** Begin **
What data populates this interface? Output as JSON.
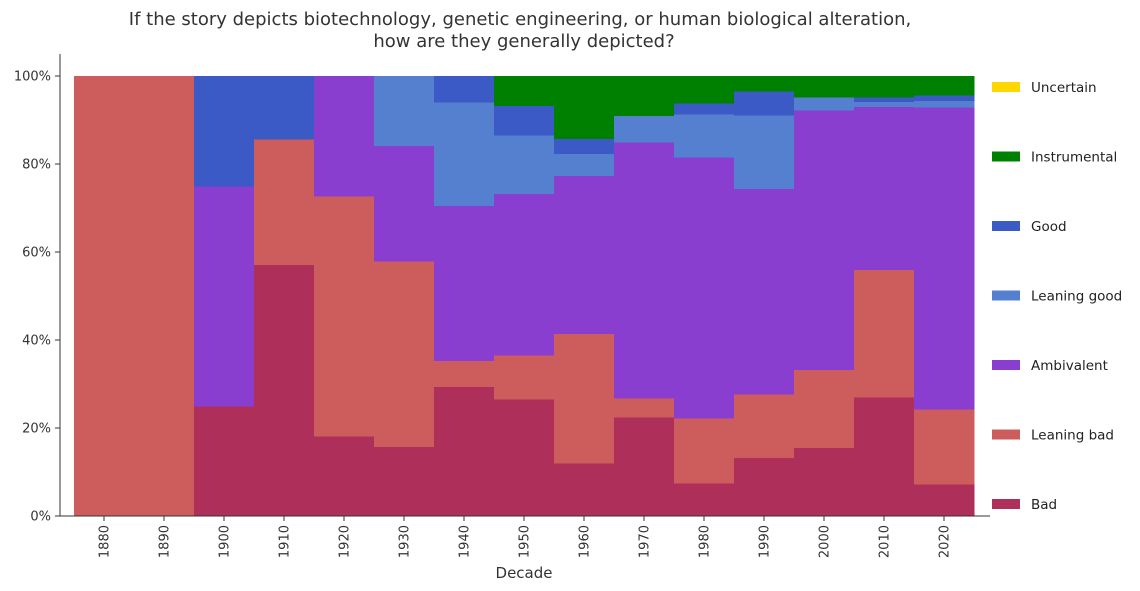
{
  "chart_data": {
    "type": "area",
    "title": [
      "If the story depicts biotechnology, genetic engineering, or human biological alteration,",
      "how are they generally depicted?"
    ],
    "xlabel": "Decade",
    "ylabel": "",
    "ylim": [
      0,
      1
    ],
    "yticks": [
      "0%",
      "20%",
      "40%",
      "60%",
      "80%",
      "100%"
    ],
    "categories": [
      "1880",
      "1890",
      "1900",
      "1910",
      "1920",
      "1930",
      "1940",
      "1950",
      "1960",
      "1970",
      "1980",
      "1990",
      "2000",
      "2010",
      "2020"
    ],
    "series": [
      {
        "name": "Bad",
        "color": "#ad2f5a",
        "values": [
          0,
          0,
          0.25,
          0.571,
          0.182,
          0.158,
          0.294,
          0.266,
          0.12,
          0.225,
          0.075,
          0.133,
          0.156,
          0.27,
          0.072
        ]
      },
      {
        "name": "Leaning bad",
        "color": "#cd5c5c",
        "values": [
          1.0,
          1.0,
          0,
          0.286,
          0.545,
          0.421,
          0.059,
          0.1,
          0.294,
          0.043,
          0.147,
          0.144,
          0.177,
          0.29,
          0.171
        ]
      },
      {
        "name": "Ambivalent",
        "color": "#8a3ed0",
        "values": [
          0,
          0,
          0.5,
          0,
          0.273,
          0.263,
          0.353,
          0.367,
          0.36,
          0.582,
          0.594,
          0.467,
          0.589,
          0.37,
          0.686
        ]
      },
      {
        "name": "Leaning good",
        "color": "#5580d0",
        "values": [
          0,
          0,
          0,
          0,
          0,
          0.158,
          0.235,
          0.133,
          0.05,
          0.06,
          0.097,
          0.167,
          0.03,
          0.012,
          0.015
        ]
      },
      {
        "name": "Good",
        "color": "#3b5ac6",
        "values": [
          0,
          0,
          0.25,
          0.143,
          0,
          0,
          0.059,
          0.067,
          0.034,
          0,
          0.025,
          0.055,
          0,
          0.01,
          0.013
        ]
      },
      {
        "name": "Instrumental",
        "color": "#008000",
        "values": [
          0,
          0,
          0,
          0,
          0,
          0,
          0,
          0.067,
          0.142,
          0.09,
          0.062,
          0.034,
          0.048,
          0.048,
          0.043
        ]
      },
      {
        "name": "Uncertain",
        "color": "#ffd700",
        "values": [
          0,
          0,
          0,
          0,
          0,
          0,
          0,
          0,
          0,
          0,
          0,
          0,
          0,
          0,
          0
        ]
      }
    ],
    "legend_order": [
      "Uncertain",
      "Instrumental",
      "Good",
      "Leaning good",
      "Ambivalent",
      "Leaning bad",
      "Bad"
    ],
    "legend_position": "right",
    "grid": false
  }
}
** End **
Every line in the data that holds "name" should be copied out.

# EXERCISE RESULT
        "name": "Bad",
        "name": "Leaning bad",
        "name": "Ambivalent",
        "name": "Leaning good",
        "name": "Good",
        "name": "Instrumental",
        "name": "Uncertain",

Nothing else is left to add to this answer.